Copy every line of the data exactly, leaving nothing out.

Records from a collection of figures
----

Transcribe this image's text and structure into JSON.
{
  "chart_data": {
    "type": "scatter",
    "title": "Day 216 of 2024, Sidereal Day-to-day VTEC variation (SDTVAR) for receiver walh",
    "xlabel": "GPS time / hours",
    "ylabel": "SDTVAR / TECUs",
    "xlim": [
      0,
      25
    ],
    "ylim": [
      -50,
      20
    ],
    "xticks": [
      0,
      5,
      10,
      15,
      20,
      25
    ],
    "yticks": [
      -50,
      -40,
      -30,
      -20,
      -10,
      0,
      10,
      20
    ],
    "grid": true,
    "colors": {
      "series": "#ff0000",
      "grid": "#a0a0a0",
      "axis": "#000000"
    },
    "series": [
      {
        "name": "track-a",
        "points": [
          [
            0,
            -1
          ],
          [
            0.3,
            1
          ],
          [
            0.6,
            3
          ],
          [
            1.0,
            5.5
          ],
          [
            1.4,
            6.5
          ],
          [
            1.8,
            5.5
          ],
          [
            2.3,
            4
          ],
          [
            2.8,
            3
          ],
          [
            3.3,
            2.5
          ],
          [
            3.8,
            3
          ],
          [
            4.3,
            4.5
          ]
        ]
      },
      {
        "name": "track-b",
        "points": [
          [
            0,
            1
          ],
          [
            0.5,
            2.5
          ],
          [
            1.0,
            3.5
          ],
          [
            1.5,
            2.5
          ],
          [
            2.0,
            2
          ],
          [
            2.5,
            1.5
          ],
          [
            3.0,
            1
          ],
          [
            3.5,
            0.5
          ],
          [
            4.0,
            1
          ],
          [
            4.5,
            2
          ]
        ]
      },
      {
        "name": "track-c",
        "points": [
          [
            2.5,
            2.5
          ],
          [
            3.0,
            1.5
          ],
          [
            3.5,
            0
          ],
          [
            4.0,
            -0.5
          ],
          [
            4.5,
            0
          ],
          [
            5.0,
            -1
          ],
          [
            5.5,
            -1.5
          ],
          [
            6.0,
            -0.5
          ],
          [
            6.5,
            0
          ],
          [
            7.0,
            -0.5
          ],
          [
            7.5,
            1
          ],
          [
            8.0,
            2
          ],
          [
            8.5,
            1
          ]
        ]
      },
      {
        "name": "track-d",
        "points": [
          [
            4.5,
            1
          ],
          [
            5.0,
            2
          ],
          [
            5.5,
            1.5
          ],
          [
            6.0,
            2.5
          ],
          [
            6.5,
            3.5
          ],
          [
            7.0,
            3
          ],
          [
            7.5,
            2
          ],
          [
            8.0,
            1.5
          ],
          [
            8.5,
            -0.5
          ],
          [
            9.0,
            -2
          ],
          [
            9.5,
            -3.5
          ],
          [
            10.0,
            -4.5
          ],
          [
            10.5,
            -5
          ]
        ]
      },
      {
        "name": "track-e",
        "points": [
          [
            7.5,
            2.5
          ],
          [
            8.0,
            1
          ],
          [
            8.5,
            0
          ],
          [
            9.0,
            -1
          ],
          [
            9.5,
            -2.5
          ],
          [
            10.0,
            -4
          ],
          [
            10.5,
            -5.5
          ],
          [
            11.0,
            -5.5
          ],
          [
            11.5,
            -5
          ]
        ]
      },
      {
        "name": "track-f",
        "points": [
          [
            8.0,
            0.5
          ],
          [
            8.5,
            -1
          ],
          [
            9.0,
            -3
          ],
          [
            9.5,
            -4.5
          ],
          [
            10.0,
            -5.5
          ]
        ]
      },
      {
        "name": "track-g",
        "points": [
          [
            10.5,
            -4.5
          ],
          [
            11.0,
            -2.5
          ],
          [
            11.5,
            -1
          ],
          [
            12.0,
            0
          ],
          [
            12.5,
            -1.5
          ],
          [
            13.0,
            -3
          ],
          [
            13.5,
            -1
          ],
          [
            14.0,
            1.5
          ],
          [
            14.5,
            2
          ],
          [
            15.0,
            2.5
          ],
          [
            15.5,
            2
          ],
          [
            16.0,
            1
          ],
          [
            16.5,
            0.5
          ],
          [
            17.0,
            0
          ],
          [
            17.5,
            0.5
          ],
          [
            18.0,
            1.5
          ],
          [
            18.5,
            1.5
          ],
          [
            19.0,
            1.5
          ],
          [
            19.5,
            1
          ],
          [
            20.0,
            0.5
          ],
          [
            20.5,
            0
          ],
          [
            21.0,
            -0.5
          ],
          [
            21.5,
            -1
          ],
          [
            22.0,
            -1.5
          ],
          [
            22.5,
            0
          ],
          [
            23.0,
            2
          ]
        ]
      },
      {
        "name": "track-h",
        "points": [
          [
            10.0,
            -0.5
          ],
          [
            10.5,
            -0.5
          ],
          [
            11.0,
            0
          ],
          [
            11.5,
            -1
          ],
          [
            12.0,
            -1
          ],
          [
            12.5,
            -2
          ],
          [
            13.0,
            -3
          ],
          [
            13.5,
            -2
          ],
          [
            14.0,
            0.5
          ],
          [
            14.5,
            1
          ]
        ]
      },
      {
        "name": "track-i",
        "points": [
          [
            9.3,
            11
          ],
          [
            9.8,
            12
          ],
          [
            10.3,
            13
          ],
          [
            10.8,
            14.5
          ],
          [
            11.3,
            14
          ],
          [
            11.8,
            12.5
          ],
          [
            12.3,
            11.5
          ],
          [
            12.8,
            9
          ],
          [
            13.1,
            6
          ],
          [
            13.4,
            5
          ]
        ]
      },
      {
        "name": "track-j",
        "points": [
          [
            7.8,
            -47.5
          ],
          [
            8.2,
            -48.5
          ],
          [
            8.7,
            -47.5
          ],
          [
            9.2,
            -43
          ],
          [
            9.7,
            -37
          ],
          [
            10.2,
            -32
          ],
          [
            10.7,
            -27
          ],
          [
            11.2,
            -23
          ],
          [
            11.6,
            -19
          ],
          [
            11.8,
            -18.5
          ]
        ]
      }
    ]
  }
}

----

**Full answer**
Transcribe this image's text and structure into JSON.
{
  "chart_data": {
    "type": "scatter",
    "title": "Day 216 of 2024, Sidereal Day-to-day VTEC variation (SDTVAR) for receiver walh",
    "xlabel": "GPS time / hours",
    "ylabel": "SDTVAR / TECUs",
    "xlim": [
      0,
      25
    ],
    "ylim": [
      -50,
      20
    ],
    "xticks": [
      0,
      5,
      10,
      15,
      20,
      25
    ],
    "yticks": [
      -50,
      -40,
      -30,
      -20,
      -10,
      0,
      10,
      20
    ],
    "grid": true,
    "colors": {
      "series": "#ff0000",
      "grid": "#a0a0a0",
      "axis": "#000000"
    },
    "series": [
      {
        "name": "track-a",
        "points": [
          [
            0,
            -1
          ],
          [
            0.3,
            1
          ],
          [
            0.6,
            3
          ],
          [
            1.0,
            5.5
          ],
          [
            1.4,
            6.5
          ],
          [
            1.8,
            5.5
          ],
          [
            2.3,
            4
          ],
          [
            2.8,
            3
          ],
          [
            3.3,
            2.5
          ],
          [
            3.8,
            3
          ],
          [
            4.3,
            4.5
          ]
        ]
      },
      {
        "name": "track-b",
        "points": [
          [
            0,
            1
          ],
          [
            0.5,
            2.5
          ],
          [
            1.0,
            3.5
          ],
          [
            1.5,
            2.5
          ],
          [
            2.0,
            2
          ],
          [
            2.5,
            1.5
          ],
          [
            3.0,
            1
          ],
          [
            3.5,
            0.5
          ],
          [
            4.0,
            1
          ],
          [
            4.5,
            2
          ]
        ]
      },
      {
        "name": "track-c",
        "points": [
          [
            2.5,
            2.5
          ],
          [
            3.0,
            1.5
          ],
          [
            3.5,
            0
          ],
          [
            4.0,
            -0.5
          ],
          [
            4.5,
            0
          ],
          [
            5.0,
            -1
          ],
          [
            5.5,
            -1.5
          ],
          [
            6.0,
            -0.5
          ],
          [
            6.5,
            0
          ],
          [
            7.0,
            -0.5
          ],
          [
            7.5,
            1
          ],
          [
            8.0,
            2
          ],
          [
            8.5,
            1
          ]
        ]
      },
      {
        "name": "track-d",
        "points": [
          [
            4.5,
            1
          ],
          [
            5.0,
            2
          ],
          [
            5.5,
            1.5
          ],
          [
            6.0,
            2.5
          ],
          [
            6.5,
            3.5
          ],
          [
            7.0,
            3
          ],
          [
            7.5,
            2
          ],
          [
            8.0,
            1.5
          ],
          [
            8.5,
            -0.5
          ],
          [
            9.0,
            -2
          ],
          [
            9.5,
            -3.5
          ],
          [
            10.0,
            -4.5
          ],
          [
            10.5,
            -5
          ]
        ]
      },
      {
        "name": "track-e",
        "points": [
          [
            7.5,
            2.5
          ],
          [
            8.0,
            1
          ],
          [
            8.5,
            0
          ],
          [
            9.0,
            -1
          ],
          [
            9.5,
            -2.5
          ],
          [
            10.0,
            -4
          ],
          [
            10.5,
            -5.5
          ],
          [
            11.0,
            -5.5
          ],
          [
            11.5,
            -5
          ]
        ]
      },
      {
        "name": "track-f",
        "points": [
          [
            8.0,
            0.5
          ],
          [
            8.5,
            -1
          ],
          [
            9.0,
            -3
          ],
          [
            9.5,
            -4.5
          ],
          [
            10.0,
            -5.5
          ]
        ]
      },
      {
        "name": "track-g",
        "points": [
          [
            10.5,
            -4.5
          ],
          [
            11.0,
            -2.5
          ],
          [
            11.5,
            -1
          ],
          [
            12.0,
            0
          ],
          [
            12.5,
            -1.5
          ],
          [
            13.0,
            -3
          ],
          [
            13.5,
            -1
          ],
          [
            14.0,
            1.5
          ],
          [
            14.5,
            2
          ],
          [
            15.0,
            2.5
          ],
          [
            15.5,
            2
          ],
          [
            16.0,
            1
          ],
          [
            16.5,
            0.5
          ],
          [
            17.0,
            0
          ],
          [
            17.5,
            0.5
          ],
          [
            18.0,
            1.5
          ],
          [
            18.5,
            1.5
          ],
          [
            19.0,
            1.5
          ],
          [
            19.5,
            1
          ],
          [
            20.0,
            0.5
          ],
          [
            20.5,
            0
          ],
          [
            21.0,
            -0.5
          ],
          [
            21.5,
            -1
          ],
          [
            22.0,
            -1.5
          ],
          [
            22.5,
            0
          ],
          [
            23.0,
            2
          ]
        ]
      },
      {
        "name": "track-h",
        "points": [
          [
            10.0,
            -0.5
          ],
          [
            10.5,
            -0.5
          ],
          [
            11.0,
            0
          ],
          [
            11.5,
            -1
          ],
          [
            12.0,
            -1
          ],
          [
            12.5,
            -2
          ],
          [
            13.0,
            -3
          ],
          [
            13.5,
            -2
          ],
          [
            14.0,
            0.5
          ],
          [
            14.5,
            1
          ]
        ]
      },
      {
        "name": "track-i",
        "points": [
          [
            9.3,
            11
          ],
          [
            9.8,
            12
          ],
          [
            10.3,
            13
          ],
          [
            10.8,
            14.5
          ],
          [
            11.3,
            14
          ],
          [
            11.8,
            12.5
          ],
          [
            12.3,
            11.5
          ],
          [
            12.8,
            9
          ],
          [
            13.1,
            6
          ],
          [
            13.4,
            5
          ]
        ]
      },
      {
        "name": "track-j",
        "points": [
          [
            7.8,
            -47.5
          ],
          [
            8.2,
            -48.5
          ],
          [
            8.7,
            -47.5
          ],
          [
            9.2,
            -43
          ],
          [
            9.7,
            -37
          ],
          [
            10.2,
            -32
          ],
          [
            10.7,
            -27
          ],
          [
            11.2,
            -23
          ],
          [
            11.6,
            -19
          ],
          [
            11.8,
            -18.5
          ]
        ]
      }
    ]
  }
}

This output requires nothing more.